What you will do —
Reproduce the data below in full and exclude every picture.
::::::::::
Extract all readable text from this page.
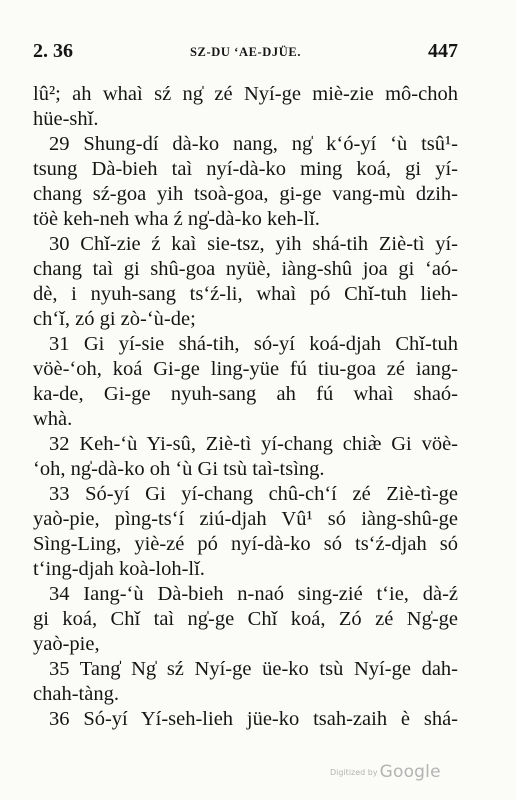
2. 36	SZ-DU ‘AE-DJÜE.	447
lû²; ah whaì sź ng̍ zé Nyí-ge miè-zie mô-choh
hüe-shǐ.
29 Shung-dí dà-ko nang, ng̍ k‘ó-yí ‘ù tsû¹-
tsung Dà-bieh taì nyí-dà-ko ming koá, gi yí-
chang sź-goa yih tsoà-goa, gi-ge vang-mù dzih-
töè keh-neh wha ź ng̍-dà-ko keh-lǐ.
30 Chǐ-zie ź kaì sie-tsz, yih shá-tih Ziè-tì yí-
chang taì gi shû-goa nyüè, iàng-shû joa gi ‘aó-
dè, i nyuh-sang ts‘ź-li, whaì pó Chǐ-tuh lieh-
ch‘ǐ, zó gi zò-‘ù-de;
31 Gi yí-sie shá-tih, só-yí koá-djah Chǐ-tuh
vöè-‘oh, koá Gi-ge ling-yüe fú tiu-goa zé iang-
ka-de, Gi-ge nyuh-sang ah fú whaì shaó-
whà.
32 Keh-‘ù Yi-sû, Ziè-tì yí-chang chiæ̀ Gi vöè-
‘oh, ng̍-dà-ko oh ‘ù Gi tsù taì-tsìng.
33 Só-yí Gi yí-chang chû-ch‘í zé Ziè-tì-ge
yaò-pie, pìng-ts‘í ziú-djah Vû¹ só iàng-shû-ge
Sìng-Ling, yiè-zé pó nyí-dà-ko só ts‘ź-djah só
t‘ing-djah koà-loh-lǐ.
34 Iang-‘ù Dà-bieh n-naó sing-zié t‘ie, dà-ź
gi koá, Chǐ taì ng̍-ge Chǐ koá, Zó zé Ng̍-ge
yaò-pie,
35 Tang̍ Ng̍ sź Nyí-ge üe-ko tsù Nyí-ge dah-
chah-tàng.
36 Só-yí Yí-seh-lieh jüe-ko tsah-zaih è shá-
Digitized by Google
::::::::::
Full output —
Extract all readable text from this page.
2. 36	SZ-DU ‘AE-DJÜE.	447
lû²; ah whaì sź ng̍ zé Nyí-ge miè-zie mô-choh
hüe-shǐ.
29 Shung-dí dà-ko nang, ng̍ k‘ó-yí ‘ù tsû¹-
tsung Dà-bieh taì nyí-dà-ko ming koá, gi yí-
chang sź-goa yih tsoà-goa, gi-ge vang-mù dzih-
töè keh-neh wha ź ng̍-dà-ko keh-lǐ.
30 Chǐ-zie ź kaì sie-tsz, yih shá-tih Ziè-tì yí-
chang taì gi shû-goa nyüè, iàng-shû joa gi ‘aó-
dè, i nyuh-sang ts‘ź-li, whaì pó Chǐ-tuh lieh-
ch‘ǐ, zó gi zò-‘ù-de;
31 Gi yí-sie shá-tih, só-yí koá-djah Chǐ-tuh
vöè-‘oh, koá Gi-ge ling-yüe fú tiu-goa zé iang-
ka-de, Gi-ge nyuh-sang ah fú whaì shaó-
whà.
32 Keh-‘ù Yi-sû, Ziè-tì yí-chang chiæ̀ Gi vöè-
‘oh, ng̍-dà-ko oh ‘ù Gi tsù taì-tsìng.
33 Só-yí Gi yí-chang chû-ch‘í zé Ziè-tì-ge
yaò-pie, pìng-ts‘í ziú-djah Vû¹ só iàng-shû-ge
Sìng-Ling, yiè-zé pó nyí-dà-ko só ts‘ź-djah só
t‘ing-djah koà-loh-lǐ.
34 Iang-‘ù Dà-bieh n-naó sing-zié t‘ie, dà-ź
gi koá, Chǐ taì ng̍-ge Chǐ koá, Zó zé Ng̍-ge
yaò-pie,
35 Tang̍ Ng̍ sź Nyí-ge üe-ko tsù Nyí-ge dah-
chah-tàng.
36 Só-yí Yí-seh-lieh jüe-ko tsah-zaih è shá-
Digitized by Google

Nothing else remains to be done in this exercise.